• Exercise requirements: Copy all the entries word for word, but omit the pictures.

• Dataset rows:
________________________
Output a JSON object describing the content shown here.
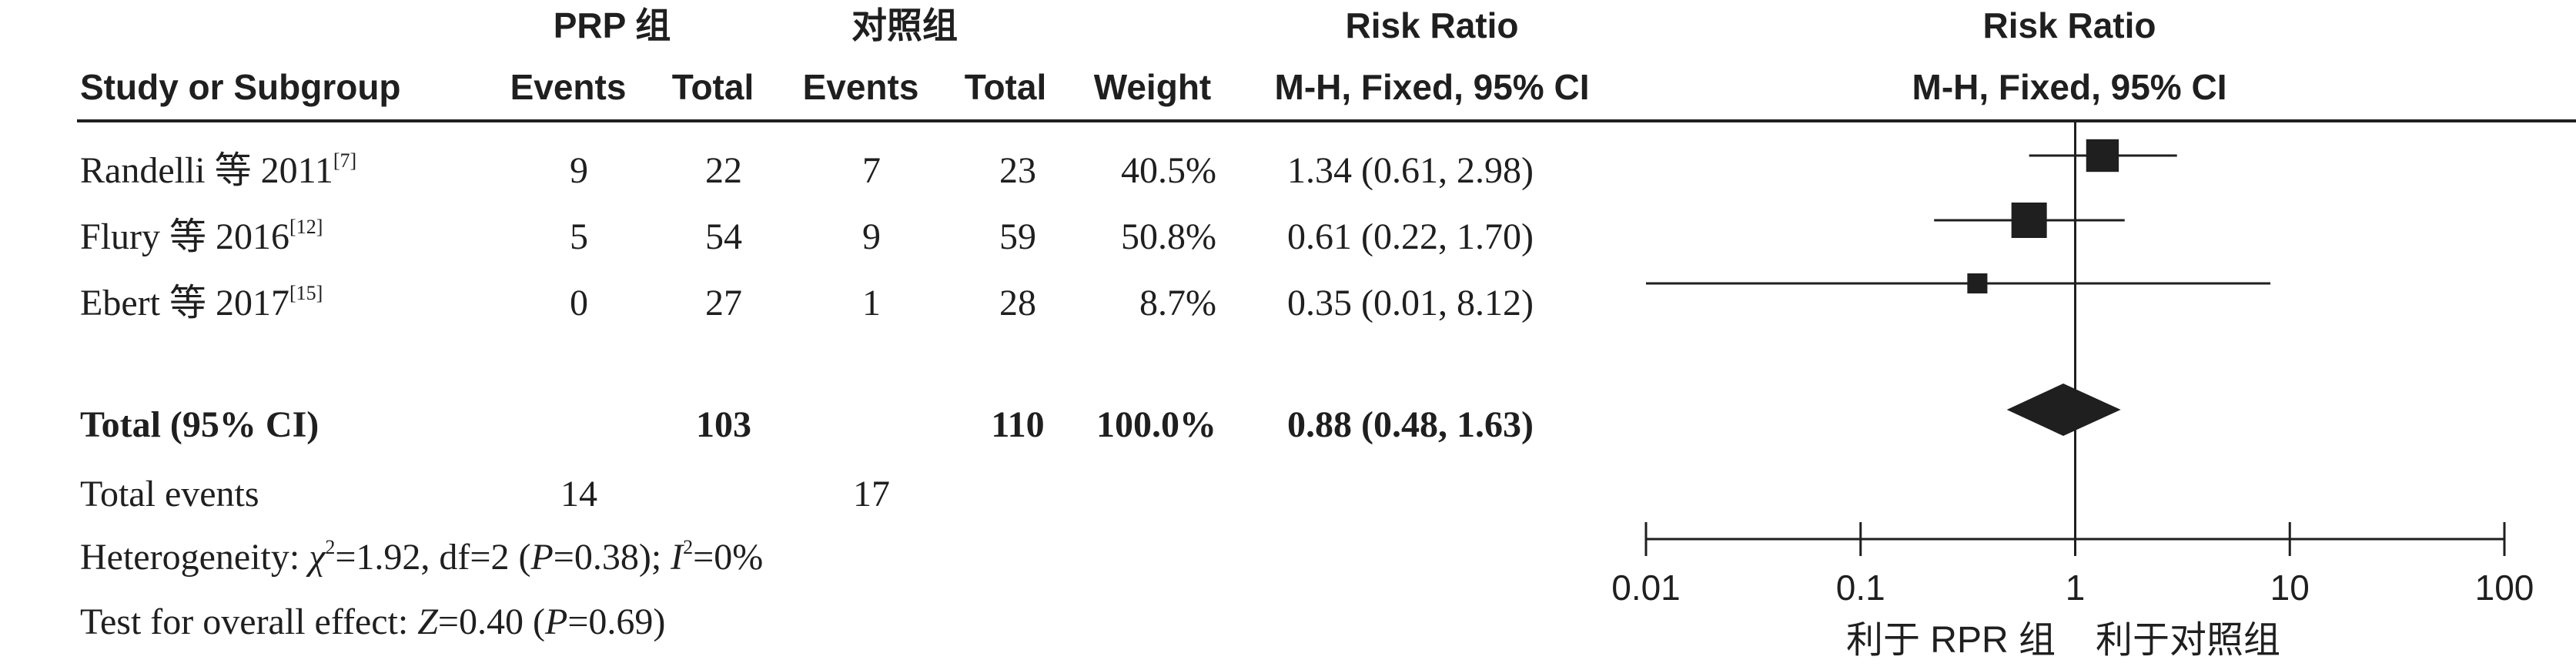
{
  "headers": {
    "group1": "PRP 组",
    "group2": "对照组",
    "rr_top": "Risk Ratio",
    "rr_method": "M-H, Fixed, 95% CI",
    "plot_top": "Risk Ratio",
    "plot_method": "M-H, Fixed, 95% CI",
    "study": "Study or Subgroup",
    "events1": "Events",
    "total1": "Total",
    "events2": "Events",
    "total2": "Total",
    "weight": "Weight"
  },
  "studies": [
    {
      "name": "Randelli 等 2011",
      "ref": "[7]",
      "e1": "9",
      "t1": "22",
      "e2": "7",
      "t2": "23",
      "weight": "40.5%",
      "ci": "1.34 (0.61, 2.98)"
    },
    {
      "name": "Flury 等 2016",
      "ref": "[12]",
      "e1": "5",
      "t1": "54",
      "e2": "9",
      "t2": "59",
      "weight": "50.8%",
      "ci": "0.61 (0.22, 1.70)"
    },
    {
      "name": "Ebert 等 2017",
      "ref": "[15]",
      "e1": "0",
      "t1": "27",
      "e2": "1",
      "t2": "28",
      "weight": "8.7%",
      "ci": "0.35 (0.01, 8.12)"
    }
  ],
  "total_row": {
    "label": "Total (95% CI)",
    "t1": "103",
    "t2": "110",
    "weight": "100.0%",
    "ci": "0.88 (0.48, 1.63)"
  },
  "total_events": {
    "label": "Total events",
    "e1": "14",
    "e2": "17"
  },
  "heterogeneity": {
    "prefix": "Heterogeneity: ",
    "chi": "χ",
    "chi_sup": "2",
    "mid1": "=1.92, df=2 (",
    "p1": "P",
    "mid2": "=0.38); ",
    "i": "I",
    "i_sup": "2",
    "end": "=0%"
  },
  "overall": {
    "prefix": "Test for overall effect: ",
    "z": "Z",
    "mid": "=0.40 (",
    "p": "P",
    "end": "=0.69)"
  },
  "favours": {
    "left": "利于 RPR 组",
    "right": "利于对照组"
  },
  "chart_data": {
    "type": "forest",
    "scale": "log",
    "xlim": [
      0.01,
      100
    ],
    "ticks": [
      "0.01",
      "0.1",
      "1",
      "10",
      "100"
    ],
    "null_value": 1,
    "studies": [
      {
        "rr": 1.34,
        "lower": 0.61,
        "upper": 2.98,
        "weight": 40.5
      },
      {
        "rr": 0.61,
        "lower": 0.22,
        "upper": 1.7,
        "weight": 50.8
      },
      {
        "rr": 0.35,
        "lower": 0.01,
        "upper": 8.12,
        "weight": 8.7
      }
    ],
    "pooled": {
      "rr": 0.88,
      "lower": 0.48,
      "upper": 1.63
    }
  }
}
________________________
• Final result:
Output a JSON object describing the content shown here.
{
  "headers": {
    "group1": "PRP 组",
    "group2": "对照组",
    "rr_top": "Risk Ratio",
    "rr_method": "M-H, Fixed, 95% CI",
    "plot_top": "Risk Ratio",
    "plot_method": "M-H, Fixed, 95% CI",
    "study": "Study or Subgroup",
    "events1": "Events",
    "total1": "Total",
    "events2": "Events",
    "total2": "Total",
    "weight": "Weight"
  },
  "studies": [
    {
      "name": "Randelli 等 2011",
      "ref": "[7]",
      "e1": "9",
      "t1": "22",
      "e2": "7",
      "t2": "23",
      "weight": "40.5%",
      "ci": "1.34 (0.61, 2.98)"
    },
    {
      "name": "Flury 等 2016",
      "ref": "[12]",
      "e1": "5",
      "t1": "54",
      "e2": "9",
      "t2": "59",
      "weight": "50.8%",
      "ci": "0.61 (0.22, 1.70)"
    },
    {
      "name": "Ebert 等 2017",
      "ref": "[15]",
      "e1": "0",
      "t1": "27",
      "e2": "1",
      "t2": "28",
      "weight": "8.7%",
      "ci": "0.35 (0.01, 8.12)"
    }
  ],
  "total_row": {
    "label": "Total (95% CI)",
    "t1": "103",
    "t2": "110",
    "weight": "100.0%",
    "ci": "0.88 (0.48, 1.63)"
  },
  "total_events": {
    "label": "Total events",
    "e1": "14",
    "e2": "17"
  },
  "heterogeneity": {
    "prefix": "Heterogeneity: ",
    "chi": "χ",
    "chi_sup": "2",
    "mid1": "=1.92, df=2 (",
    "p1": "P",
    "mid2": "=0.38); ",
    "i": "I",
    "i_sup": "2",
    "end": "=0%"
  },
  "overall": {
    "prefix": "Test for overall effect: ",
    "z": "Z",
    "mid": "=0.40 (",
    "p": "P",
    "end": "=0.69)"
  },
  "favours": {
    "left": "利于 RPR 组",
    "right": "利于对照组"
  },
  "chart_data": {
    "type": "forest",
    "scale": "log",
    "xlim": [
      0.01,
      100
    ],
    "ticks": [
      "0.01",
      "0.1",
      "1",
      "10",
      "100"
    ],
    "null_value": 1,
    "studies": [
      {
        "rr": 1.34,
        "lower": 0.61,
        "upper": 2.98,
        "weight": 40.5
      },
      {
        "rr": 0.61,
        "lower": 0.22,
        "upper": 1.7,
        "weight": 50.8
      },
      {
        "rr": 0.35,
        "lower": 0.01,
        "upper": 8.12,
        "weight": 8.7
      }
    ],
    "pooled": {
      "rr": 0.88,
      "lower": 0.48,
      "upper": 1.63
    }
  }
}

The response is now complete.